**Data to use:**
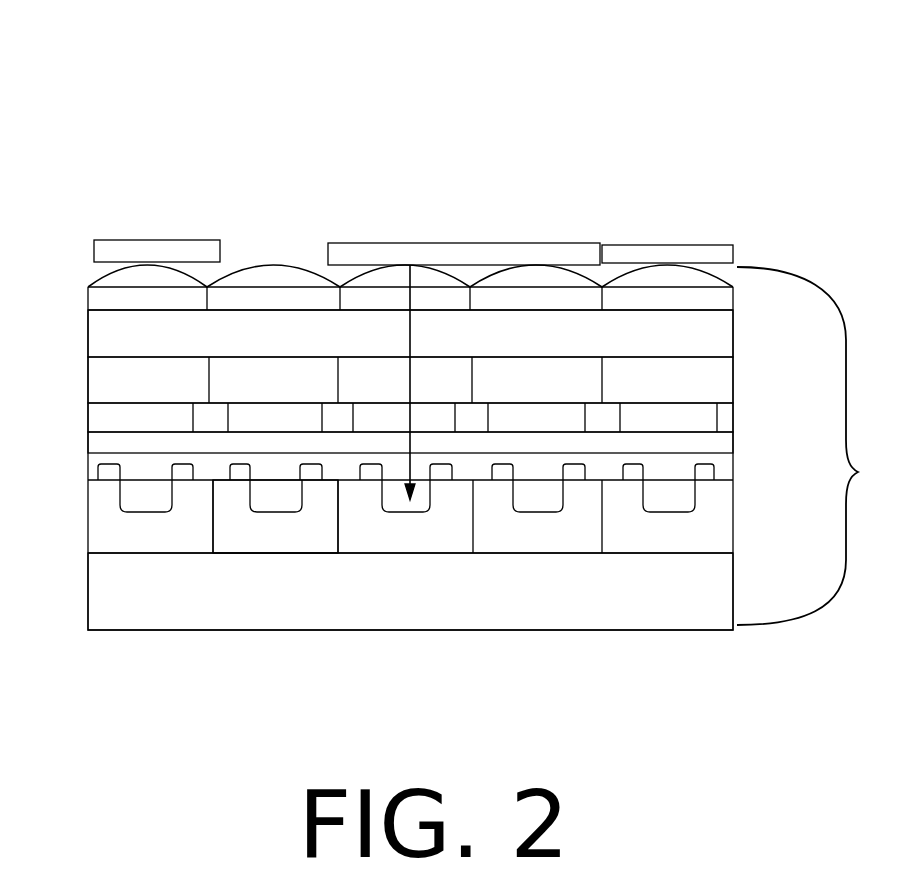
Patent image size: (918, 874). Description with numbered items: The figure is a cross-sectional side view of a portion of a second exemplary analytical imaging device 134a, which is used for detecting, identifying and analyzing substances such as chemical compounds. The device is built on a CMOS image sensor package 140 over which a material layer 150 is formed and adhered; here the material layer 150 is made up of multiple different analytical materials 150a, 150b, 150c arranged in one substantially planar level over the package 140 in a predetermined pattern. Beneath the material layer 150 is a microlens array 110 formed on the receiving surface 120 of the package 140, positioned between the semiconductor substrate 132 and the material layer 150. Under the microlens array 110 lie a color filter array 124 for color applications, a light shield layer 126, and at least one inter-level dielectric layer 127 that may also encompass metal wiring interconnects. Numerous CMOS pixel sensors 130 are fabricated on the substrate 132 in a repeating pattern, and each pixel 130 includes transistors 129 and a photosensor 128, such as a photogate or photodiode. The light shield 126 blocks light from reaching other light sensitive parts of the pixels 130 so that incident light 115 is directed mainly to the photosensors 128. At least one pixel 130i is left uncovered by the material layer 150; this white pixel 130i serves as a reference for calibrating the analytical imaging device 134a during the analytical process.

The analytical imaging device 134a is at (143, 72).
The microlens array 110 is at (92, 277).
The incident light 115 is at (412, 500).
The receiving surface 120 is at (718, 333).
The color filter array 124 is at (718, 383).
The light shield layer 126 is at (733, 414).
The inter-level dielectric layer 127 is at (97, 440).
The photosensor 128 is at (125, 490).
The transistors 129 is at (97, 466).
The CMOS pixel sensor 130 is at (101, 541).
The white pixel 130i is at (271, 540).
The semiconductor substrate 132 is at (424, 612).
The CMOS image sensor package 140 is at (815, 446).
The material layer 150 is at (92, 252).
The first material 150a is at (176, 251).
The second material 150b is at (416, 256).
The third material 150c is at (653, 252).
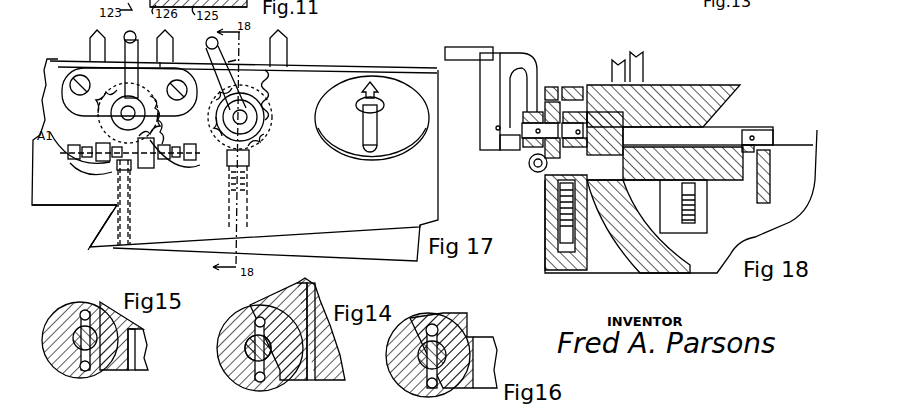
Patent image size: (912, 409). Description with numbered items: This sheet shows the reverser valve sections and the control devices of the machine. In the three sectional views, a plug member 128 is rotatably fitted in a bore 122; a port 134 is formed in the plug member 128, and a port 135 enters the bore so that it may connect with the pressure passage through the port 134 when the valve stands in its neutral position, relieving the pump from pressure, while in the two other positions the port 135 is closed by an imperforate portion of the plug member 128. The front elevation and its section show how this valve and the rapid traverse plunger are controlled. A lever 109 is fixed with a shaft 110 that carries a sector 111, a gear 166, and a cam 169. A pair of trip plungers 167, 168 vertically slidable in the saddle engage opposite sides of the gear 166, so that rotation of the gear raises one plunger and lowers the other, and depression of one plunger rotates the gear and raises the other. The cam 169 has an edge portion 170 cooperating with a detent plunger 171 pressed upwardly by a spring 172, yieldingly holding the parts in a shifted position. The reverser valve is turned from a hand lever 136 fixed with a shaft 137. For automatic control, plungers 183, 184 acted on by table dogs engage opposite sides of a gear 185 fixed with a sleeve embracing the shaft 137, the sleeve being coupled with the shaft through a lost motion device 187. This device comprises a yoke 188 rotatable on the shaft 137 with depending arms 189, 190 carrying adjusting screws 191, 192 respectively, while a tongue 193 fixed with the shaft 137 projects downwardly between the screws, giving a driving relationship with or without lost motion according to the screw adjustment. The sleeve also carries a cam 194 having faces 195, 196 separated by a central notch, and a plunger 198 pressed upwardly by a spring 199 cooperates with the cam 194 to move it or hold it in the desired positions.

In FIG. 17, the plunger 183 is at (88, 40).
In FIG. 17, the hand lever 136 is at (124, 42).
In FIG. 18, the hand lever 136 is at (478, 46).
In FIG. 17, the gear 185 is at (157, 47).
In FIG. 17, the plunger 184 is at (172, 47).
In FIG. 18, the plunger 184 is at (645, 60).
In FIG. 17, the trip plunger 167 is at (208, 44).
In FIG. 18, the trip plunger 167 is at (621, 58).
In FIG. 17, the lever 109 is at (236, 60).
In FIG. 18, the lever 109 is at (509, 56).
In FIG. 17, the trip plunger 168 is at (287, 47).
In FIG. 17, the yoke 188 is at (129, 92).
In FIG. 17, the shaft 137 is at (100, 115).
In FIG. 17, the adjusting screw 191 is at (163, 118).
In FIG. 17, the face 195 is at (66, 150).
In FIG. 17, the depending arm 189 is at (103, 167).
In FIG. 17, the lost motion device 187 is at (100, 180).
In FIG. 17, the tongue 193 is at (117, 177).
In FIG. 17, the plunger 198 is at (107, 207).
In FIG. 17, the spring 199 is at (112, 212).
In FIG. 17, the face 196 is at (140, 207).
In FIG. 17, the cam 194 is at (157, 177).
In FIG. 17, the depending arm 190 is at (178, 172).
In FIG. 17, the adjusting screw 192 is at (190, 160).
In FIG. 17, the shaft 110 is at (270, 128).
In FIG. 18, the shaft 110 is at (720, 104).
In FIG. 17, the cam 169 is at (263, 150).
In FIG. 18, the cam 169 is at (577, 85).
In FIG. 17, the edge portion 170 is at (260, 162).
In FIG. 17, the detent plunger 171 is at (250, 170).
In FIG. 18, the detent plunger 171 is at (530, 170).
In FIG. 17, the spring 172 is at (250, 193).
In FIG. 18, the spring 172 is at (558, 205).
In FIG. 18, the gear 166 is at (605, 85).
In FIG. 18, the sector 111 is at (772, 166).
In FIG. 15, the port 135 is at (97, 303).
In FIG. 14, the port 135 is at (262, 318).
In FIG. 16, the port 135 is at (432, 322).
In FIG. 15, the plug member 128 is at (143, 329).
In FIG. 14, the plug member 128 is at (270, 352).
In FIG. 16, the plug member 128 is at (460, 333).
In FIG. 15, the port 134 is at (63, 368).
In FIG. 14, the port 134 is at (245, 358).
In FIG. 16, the port 134 is at (403, 367).
In FIG. 14, the bore 122 is at (240, 343).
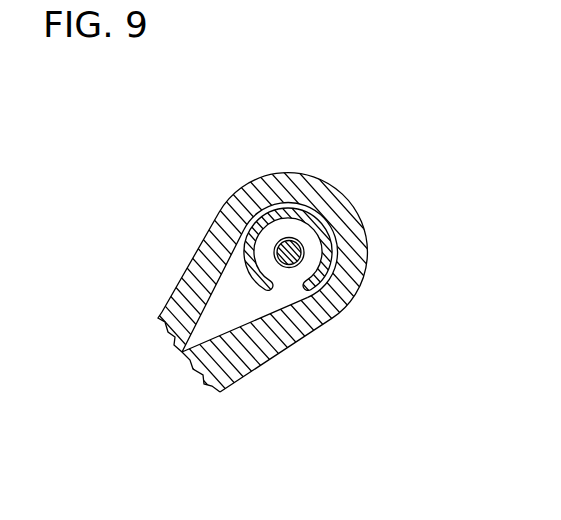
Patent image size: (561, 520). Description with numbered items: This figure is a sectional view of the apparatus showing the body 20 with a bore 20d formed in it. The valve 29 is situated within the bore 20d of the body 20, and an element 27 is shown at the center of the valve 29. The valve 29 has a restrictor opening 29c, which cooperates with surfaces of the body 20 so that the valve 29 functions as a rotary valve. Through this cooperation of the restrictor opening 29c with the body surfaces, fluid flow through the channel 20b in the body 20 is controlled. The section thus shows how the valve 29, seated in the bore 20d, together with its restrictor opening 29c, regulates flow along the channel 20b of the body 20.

The body 20 is at (312, 163).
The channel 20b is at (220, 320).
The bore 20d is at (323, 212).
The pin 27 is at (275, 248).
The valve 29 is at (348, 241).
The restrictor opening 29c is at (290, 293).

**Aim:**
Reproduce the records above verbatim, every line included, and omit the pictures.

**Result of the exercise:**
Patent image size: (918, 874). Description with numbered items: The figure is a cross-sectional side view of a portion of a second exemplary analytical imaging device 134a, which is used for detecting, identifying and analyzing substances such as chemical compounds. The device is built on a CMOS image sensor package 140 over which a material layer 150 is formed and adhered; here the material layer 150 is made up of multiple different analytical materials 150a, 150b, 150c arranged in one substantially planar level over the package 140 in a predetermined pattern. Beneath the material layer 150 is a microlens array 110 formed on the receiving surface 120 of the package 140, positioned between the semiconductor substrate 132 and the material layer 150. Under the microlens array 110 lie a color filter array 124 for color applications, a light shield layer 126, and at least one inter-level dielectric layer 127 that may also encompass metal wiring interconnects. Numerous CMOS pixel sensors 130 are fabricated on the substrate 132 in a repeating pattern, and each pixel 130 includes transistors 129 and a photosensor 128, such as a photogate or photodiode. The light shield 126 blocks light from reaching other light sensitive parts of the pixels 130 so that incident light 115 is directed mainly to the photosensors 128. At least one pixel 130i is left uncovered by the material layer 150; this white pixel 130i serves as a reference for calibrating the analytical imaging device 134a during the analytical process.

The analytical imaging device 134a is at (143, 72).
The microlens array 110 is at (92, 277).
The incident light 115 is at (412, 500).
The receiving surface 120 is at (718, 333).
The color filter array 124 is at (718, 383).
The light shield layer 126 is at (733, 414).
The inter-level dielectric layer 127 is at (97, 440).
The photosensor 128 is at (125, 490).
The transistors 129 is at (97, 466).
The CMOS pixel sensor 130 is at (101, 541).
The white pixel 130i is at (271, 540).
The semiconductor substrate 132 is at (424, 612).
The CMOS image sensor package 140 is at (815, 446).
The material layer 150 is at (92, 252).
The first material 150a is at (176, 251).
The second material 150b is at (416, 256).
The third material 150c is at (653, 252).
Patent image size: (912, 409). Description with numbered items: This sheet shows the reverser valve sections and the control devices of the machine. In the three sectional views, a plug member 128 is rotatably fitted in a bore 122; a port 134 is formed in the plug member 128, and a port 135 enters the bore so that it may connect with the pressure passage through the port 134 when the valve stands in its neutral position, relieving the pump from pressure, while in the two other positions the port 135 is closed by an imperforate portion of the plug member 128. The front elevation and its section show how this valve and the rapid traverse plunger are controlled. A lever 109 is fixed with a shaft 110 that carries a sector 111, a gear 166, and a cam 169. A pair of trip plungers 167, 168 vertically slidable in the saddle engage opposite sides of the gear 166, so that rotation of the gear raises one plunger and lowers the other, and depression of one plunger rotates the gear and raises the other. The cam 169 has an edge portion 170 cooperating with a detent plunger 171 pressed upwardly by a spring 172, yieldingly holding the parts in a shifted position. The reverser valve is turned from a hand lever 136 fixed with a shaft 137. For automatic control, plungers 183, 184 acted on by table dogs engage opposite sides of a gear 185 fixed with a sleeve embracing the shaft 137, the sleeve being coupled with the shaft through a lost motion device 187. This device comprises a yoke 188 rotatable on the shaft 137 with depending arms 189, 190 carrying adjusting screws 191, 192 respectively, while a tongue 193 fixed with the shaft 137 projects downwardly between the screws, giving a driving relationship with or without lost motion according to the screw adjustment. The sleeve also carries a cam 194 having faces 195, 196 separated by a central notch, and a plunger 198 pressed upwardly by a spring 199 cooperates with the cam 194 to move it or hold it in the desired positions.

In FIG. 17, the plunger 183 is at (88, 40).
In FIG. 17, the hand lever 136 is at (124, 42).
In FIG. 18, the hand lever 136 is at (478, 46).
In FIG. 17, the gear 185 is at (157, 47).
In FIG. 17, the plunger 184 is at (172, 47).
In FIG. 18, the plunger 184 is at (645, 60).
In FIG. 17, the trip plunger 167 is at (208, 44).
In FIG. 18, the trip plunger 167 is at (621, 58).
In FIG. 17, the lever 109 is at (236, 60).
In FIG. 18, the lever 109 is at (509, 56).
In FIG. 17, the trip plunger 168 is at (287, 47).
In FIG. 17, the yoke 188 is at (129, 92).
In FIG. 17, the shaft 137 is at (100, 115).
In FIG. 17, the adjusting screw 191 is at (163, 118).
In FIG. 17, the face 195 is at (66, 150).
In FIG. 17, the depending arm 189 is at (103, 167).
In FIG. 17, the lost motion device 187 is at (100, 180).
In FIG. 17, the tongue 193 is at (117, 177).
In FIG. 17, the plunger 198 is at (107, 207).
In FIG. 17, the spring 199 is at (112, 212).
In FIG. 17, the face 196 is at (140, 207).
In FIG. 17, the cam 194 is at (157, 177).
In FIG. 17, the depending arm 190 is at (178, 172).
In FIG. 17, the adjusting screw 192 is at (190, 160).
In FIG. 17, the shaft 110 is at (270, 128).
In FIG. 18, the shaft 110 is at (720, 104).
In FIG. 17, the cam 169 is at (263, 150).
In FIG. 18, the cam 169 is at (577, 85).
In FIG. 17, the edge portion 170 is at (260, 162).
In FIG. 17, the detent plunger 171 is at (250, 170).
In FIG. 18, the detent plunger 171 is at (530, 170).
In FIG. 17, the spring 172 is at (250, 193).
In FIG. 18, the spring 172 is at (558, 205).
In FIG. 18, the gear 166 is at (605, 85).
In FIG. 18, the sector 111 is at (772, 166).
In FIG. 15, the port 135 is at (97, 303).
In FIG. 14, the port 135 is at (262, 318).
In FIG. 16, the port 135 is at (432, 322).
In FIG. 15, the plug member 128 is at (143, 329).
In FIG. 14, the plug member 128 is at (270, 352).
In FIG. 16, the plug member 128 is at (460, 333).
In FIG. 15, the port 134 is at (63, 368).
In FIG. 14, the port 134 is at (245, 358).
In FIG. 16, the port 134 is at (403, 367).
In FIG. 14, the bore 122 is at (240, 343).
Patent image size: (561, 520). Description with numbered items: This figure is a sectional view of the apparatus showing the body 20 with a bore 20d formed in it. The valve 29 is situated within the bore 20d of the body 20, and an element 27 is shown at the center of the valve 29. The valve 29 has a restrictor opening 29c, which cooperates with surfaces of the body 20 so that the valve 29 functions as a rotary valve. Through this cooperation of the restrictor opening 29c with the body surfaces, fluid flow through the channel 20b in the body 20 is controlled. The section thus shows how the valve 29, seated in the bore 20d, together with its restrictor opening 29c, regulates flow along the channel 20b of the body 20.

The body 20 is at (312, 163).
The channel 20b is at (220, 320).
The bore 20d is at (323, 212).
The pin 27 is at (275, 248).
The valve 29 is at (348, 241).
The restrictor opening 29c is at (290, 293).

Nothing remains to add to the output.